(Data entries)
○ ○ ○ ○

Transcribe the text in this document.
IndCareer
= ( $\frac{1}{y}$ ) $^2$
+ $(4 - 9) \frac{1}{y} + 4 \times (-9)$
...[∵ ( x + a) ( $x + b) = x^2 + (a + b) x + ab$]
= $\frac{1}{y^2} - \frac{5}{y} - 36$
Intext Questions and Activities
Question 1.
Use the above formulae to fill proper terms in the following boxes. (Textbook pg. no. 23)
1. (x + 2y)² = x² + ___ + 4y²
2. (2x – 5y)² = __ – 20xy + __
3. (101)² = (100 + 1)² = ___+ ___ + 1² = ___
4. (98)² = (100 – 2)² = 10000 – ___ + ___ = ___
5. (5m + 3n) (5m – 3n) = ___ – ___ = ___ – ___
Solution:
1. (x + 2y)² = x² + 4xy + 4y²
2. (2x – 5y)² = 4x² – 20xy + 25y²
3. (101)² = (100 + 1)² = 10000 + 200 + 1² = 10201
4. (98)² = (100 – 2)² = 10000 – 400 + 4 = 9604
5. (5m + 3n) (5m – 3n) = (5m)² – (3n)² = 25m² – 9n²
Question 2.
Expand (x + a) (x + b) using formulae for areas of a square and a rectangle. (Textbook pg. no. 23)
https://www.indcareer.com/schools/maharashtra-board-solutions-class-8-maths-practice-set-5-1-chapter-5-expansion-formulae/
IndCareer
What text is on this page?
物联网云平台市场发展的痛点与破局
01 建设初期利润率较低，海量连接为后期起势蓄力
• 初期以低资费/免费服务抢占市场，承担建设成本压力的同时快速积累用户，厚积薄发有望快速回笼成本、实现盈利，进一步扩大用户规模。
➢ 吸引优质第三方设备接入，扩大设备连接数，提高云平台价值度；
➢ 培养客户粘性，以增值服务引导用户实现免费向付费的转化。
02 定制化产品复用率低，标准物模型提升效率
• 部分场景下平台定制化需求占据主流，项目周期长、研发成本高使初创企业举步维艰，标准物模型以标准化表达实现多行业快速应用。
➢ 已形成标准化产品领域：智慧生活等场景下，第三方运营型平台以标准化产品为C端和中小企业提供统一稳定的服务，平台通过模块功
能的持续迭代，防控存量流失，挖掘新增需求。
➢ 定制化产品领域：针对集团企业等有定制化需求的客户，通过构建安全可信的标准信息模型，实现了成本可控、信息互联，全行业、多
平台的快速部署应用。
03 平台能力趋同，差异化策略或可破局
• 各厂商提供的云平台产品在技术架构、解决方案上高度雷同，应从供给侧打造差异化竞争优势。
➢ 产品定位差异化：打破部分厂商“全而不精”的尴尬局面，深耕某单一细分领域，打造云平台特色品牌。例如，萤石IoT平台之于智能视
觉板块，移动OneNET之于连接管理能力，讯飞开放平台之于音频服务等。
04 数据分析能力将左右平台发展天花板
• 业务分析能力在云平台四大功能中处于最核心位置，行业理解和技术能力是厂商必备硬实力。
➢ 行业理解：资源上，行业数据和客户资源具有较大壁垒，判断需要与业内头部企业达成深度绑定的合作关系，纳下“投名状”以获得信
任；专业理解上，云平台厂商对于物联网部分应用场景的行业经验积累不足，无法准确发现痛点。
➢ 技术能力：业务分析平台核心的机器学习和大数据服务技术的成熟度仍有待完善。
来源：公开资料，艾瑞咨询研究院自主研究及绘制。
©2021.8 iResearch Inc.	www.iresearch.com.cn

○ ○ ○ ○

Short problem
Find all lines holding the string "this" and copy them.

Solution
Transcribe the text in this document.
What text is on this page?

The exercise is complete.